=== TASK INSTRUCTIONS ===
Every line of the material is to be quoted verbatim, minus the pictures.

(Stored records)

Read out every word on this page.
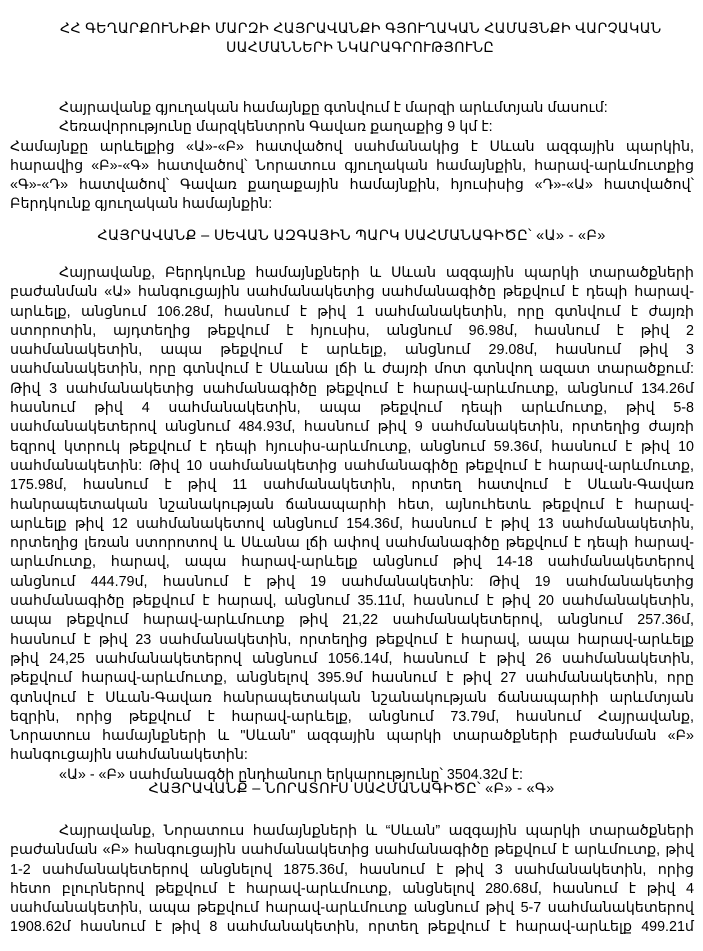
ՀՀ ԳԵՂԱՐՔՈՒՆԻՔԻ ՄԱՐԶԻ ՀԱՅՐԱՎԱՆՔԻ ԳՅՈՒՂԱԿԱՆ ՀԱՄԱՅՆՔԻ ՎԱՐՉԱԿԱՆ
ՍԱՀՄԱՆՆԵՐԻ ՆԿԱՐԱԳՐՈՒԹՅՈՒՆԸ
Հայրավանք գյուղական համայնքը գտնվում է մարզի արևմտյան մասում:
Հեռավորությունը մարզկենտրոն Գավառ քաղաքից 9 կմ է:
Համայնքը արևելքից «Ա»-«Բ» հատվածով սահմանակից է Սևան ազգային պարկին,
հարավից «Բ»-«Գ» հատվածով՝ Նորատուս գյուղական համայնքին, հարավ-արևմուտքից
«Գ»-«Դ» հատվածով՝ Գավառ քաղաքային համայնքին, հյուսիսից «Դ»-«Ա» հատվածով՝
Բերդկունք գյուղական համայնքին:
ՀԱՅՐԱՎԱՆՔ – ՍԵՎԱՆ ԱԶԳԱՅԻՆ ՊԱՐԿ ՍԱՀՄԱՆԱԳԻԾԸ՝ «Ա» - «Բ»
Հայրավանք, Բերդկունք համայնքների և Սևան ազգային պարկի տարածքների
բաժանման «Ա» հանգուցային սահմանակետից սահմանագիծը թեքվում է դեպի հարավ-
արևելք, անցնում 106.28մ, հասնում է թիվ 1 սահմանակետին, որը գտնվում է ժայռի
ստորոտին, այդտեղից թեքվում է հյուսիս, անցնում 96.98մ, հասնում է թիվ 2
սահմանակետին, ապա թեքվում է արևելք, անցնում 29.08մ, հասնում թիվ 3
սահմանակետին, որը գտնվում է Սևանա լճի և ժայռի մոտ գտնվող ազատ տարածքում:
Թիվ 3 սահմանակետից սահմանագիծը թեքվում է հարավ-արևմուտք, անցնում 134.26մ
հասնում թիվ 4 սահմանակետին, ապա թեքվում դեպի արևմուտք, թիվ 5-8
սահմանակետերով անցնում 484.93մ, հասնում թիվ 9 սահմանակետին, որտեղից ժայռի
եզրով կտրուկ թեքվում է դեպի հյուսիս-արևմուտք, անցնում 59.36մ, հասնում է թիվ 10
սահմանակետին: Թիվ 10 սահմանակետից սահմանագիծը թեքվում է հարավ-արևմուտք,
175.98մ, հասնում է թիվ 11 սահմանակետին, որտեղ հատվում է Սևան-Գավառ
հանրապետական նշանակության ճանապարհի հետ, այնուհետև թեքվում է հարավ-
արևելք թիվ 12 սահմանակետով անցնում 154.36մ, հասնում է թիվ 13 սահմանակետին,
որտեղից լեռան ստորոտով և Սևանա լճի ափով սահմանագիծը թեքվում է դեպի հարավ-
արևմուտք, հարավ, ապա հարավ-արևելք անցնում թիվ 14-18 սահմանակետերով
անցնում 444.79մ, հասնում է թիվ 19 սահմանակետին: Թիվ 19 սահմանակետից
սահմանագիծը թեքվում է հարավ, անցնում 35.11մ, հասնում է թիվ 20 սահմանակետին,
ապա թեքվում հարավ-արևմուտք թիվ 21,22 սահմանակետերով, անցնում 257.36մ,
հասնում է թիվ 23 սահմանակետին, որտեղից թեքվում է հարավ, ապա հարավ-արևելք
թիվ 24,25 սահմանակետերով անցնում 1056.14մ, հասնում է թիվ 26 սահմանակետին,
թեքվում հարավ-արևմուտք, անցնելով 395.9մ հասնում է թիվ 27 սահմանակետին, որը
գտնվում է Սևան-Գավառ հանրապետական նշանակության ճանապարհի արևմտյան
եզրին, որից թեքվում է հարավ-արևելք, անցնում 73.79մ, հասնում Հայրավանք,
Նորատուս համայնքների և "Սևան" ազգային պարկի տարածքների բաժանման «Բ»
հանգուցային սահմանակետին:
«Ա» - «Բ» սահմանագծի ընդհանուր երկարությունը՝ 3504.32մ է:
ՀԱՅՐԱՎԱՆՔ – ՆՈՐԱՏՈՒՍ ՍԱՀՄԱՆԱԳԻԾԸ՝ «Բ» - «Գ»
Հայրավանք, Նորատուս համայնքների և “Սևան” ազգային պարկի տարածքների
բաժանման «Բ» հանգուցային սահմանակետից սահմանագիծը թեքվում է արևմուտք, թիվ
1-2 սահմանակետերով անցնելով 1875.36մ, հասնում է թիվ 3 սահմանակետին, որից
հետո բլուրներով թեքվում է հարավ-արևմուտք, անցնելով 280.68մ, հասնում է թիվ 4
սահմանակետին, ապա թեքվում հարավ-արևմուտք անցնում թիվ 5-7 սահմանակետերով
1908.62մ հասնում է թիվ 8 սահմանակետին, որտեղ թեքվում է հարավ-արևելք 499.21մ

=== FULL RESPONSE ===
Read out every word on this page.
ՀՀ ԳԵՂԱՐՔՈՒՆԻՔԻ ՄԱՐԶԻ ՀԱՅՐԱՎԱՆՔԻ ԳՅՈՒՂԱԿԱՆ ՀԱՄԱՅՆՔԻ ՎԱՐՉԱԿԱՆ
ՍԱՀՄԱՆՆԵՐԻ ՆԿԱՐԱԳՐՈՒԹՅՈՒՆԸ
Հայրավանք գյուղական համայնքը գտնվում է մարզի արևմտյան մասում:
Հեռավորությունը մարզկենտրոն Գավառ քաղաքից 9 կմ է:
Համայնքը արևելքից «Ա»-«Բ» հատվածով սահմանակից է Սևան ազգային պարկին,
հարավից «Բ»-«Գ» հատվածով՝ Նորատուս գյուղական համայնքին, հարավ-արևմուտքից
«Գ»-«Դ» հատվածով՝ Գավառ քաղաքային համայնքին, հյուսիսից «Դ»-«Ա» հատվածով՝
Բերդկունք գյուղական համայնքին:
ՀԱՅՐԱՎԱՆՔ – ՍԵՎԱՆ ԱԶԳԱՅԻՆ ՊԱՐԿ ՍԱՀՄԱՆԱԳԻԾԸ՝ «Ա» - «Բ»
Հայրավանք, Բերդկունք համայնքների և Սևան ազգային պարկի տարածքների
բաժանման «Ա» հանգուցային սահմանակետից սահմանագիծը թեքվում է դեպի հարավ-
արևելք, անցնում 106.28մ, հասնում է թիվ 1 սահմանակետին, որը գտնվում է ժայռի
ստորոտին, այդտեղից թեքվում է հյուսիս, անցնում 96.98մ, հասնում է թիվ 2
սահմանակետին, ապա թեքվում է արևելք, անցնում 29.08մ, հասնում թիվ 3
սահմանակետին, որը գտնվում է Սևանա լճի և ժայռի մոտ գտնվող ազատ տարածքում:
Թիվ 3 սահմանակետից սահմանագիծը թեքվում է հարավ-արևմուտք, անցնում 134.26մ
հասնում թիվ 4 սահմանակետին, ապա թեքվում դեպի արևմուտք, թիվ 5-8
սահմանակետերով անցնում 484.93մ, հասնում թիվ 9 սահմանակետին, որտեղից ժայռի
եզրով կտրուկ թեքվում է դեպի հյուսիս-արևմուտք, անցնում 59.36մ, հասնում է թիվ 10
սահմանակետին: Թիվ 10 սահմանակետից սահմանագիծը թեքվում է հարավ-արևմուտք,
175.98մ, հասնում է թիվ 11 սահմանակետին, որտեղ հատվում է Սևան-Գավառ
հանրապետական նշանակության ճանապարհի հետ, այնուհետև թեքվում է հարավ-
արևելք թիվ 12 սահմանակետով անցնում 154.36մ, հասնում է թիվ 13 սահմանակետին,
որտեղից լեռան ստորոտով և Սևանա լճի ափով սահմանագիծը թեքվում է դեպի հարավ-
արևմուտք, հարավ, ապա հարավ-արևելք անցնում թիվ 14-18 սահմանակետերով
անցնում 444.79մ, հասնում է թիվ 19 սահմանակետին: Թիվ 19 սահմանակետից
սահմանագիծը թեքվում է հարավ, անցնում 35.11մ, հասնում է թիվ 20 սահմանակետին,
ապա թեքվում հարավ-արևմուտք թիվ 21,22 սահմանակետերով, անցնում 257.36մ,
հասնում է թիվ 23 սահմանակետին, որտեղից թեքվում է հարավ, ապա հարավ-արևելք
թիվ 24,25 սահմանակետերով անցնում 1056.14մ, հասնում է թիվ 26 սահմանակետին,
թեքվում հարավ-արևմուտք, անցնելով 395.9մ հասնում է թիվ 27 սահմանակետին, որը
գտնվում է Սևան-Գավառ հանրապետական նշանակության ճանապարհի արևմտյան
եզրին, որից թեքվում է հարավ-արևելք, անցնում 73.79մ, հասնում Հայրավանք,
Նորատուս համայնքների և "Սևան" ազգային պարկի տարածքների բաժանման «Բ»
հանգուցային սահմանակետին:
«Ա» - «Բ» սահմանագծի ընդհանուր երկարությունը՝ 3504.32մ է:
ՀԱՅՐԱՎԱՆՔ – ՆՈՐԱՏՈՒՍ ՍԱՀՄԱՆԱԳԻԾԸ՝ «Բ» - «Գ»
Հայրավանք, Նորատուս համայնքների և “Սևան” ազգային պարկի տարածքների
բաժանման «Բ» հանգուցային սահմանակետից սահմանագիծը թեքվում է արևմուտք, թիվ
1-2 սահմանակետերով անցնելով 1875.36մ, հասնում է թիվ 3 սահմանակետին, որից
հետո բլուրներով թեքվում է հարավ-արևմուտք, անցնելով 280.68մ, հասնում է թիվ 4
սահմանակետին, ապա թեքվում հարավ-արևմուտք անցնում թիվ 5-7 սահմանակետերով
1908.62մ հասնում է թիվ 8 սահմանակետին, որտեղ թեքվում է հարավ-արևելք 499.21մ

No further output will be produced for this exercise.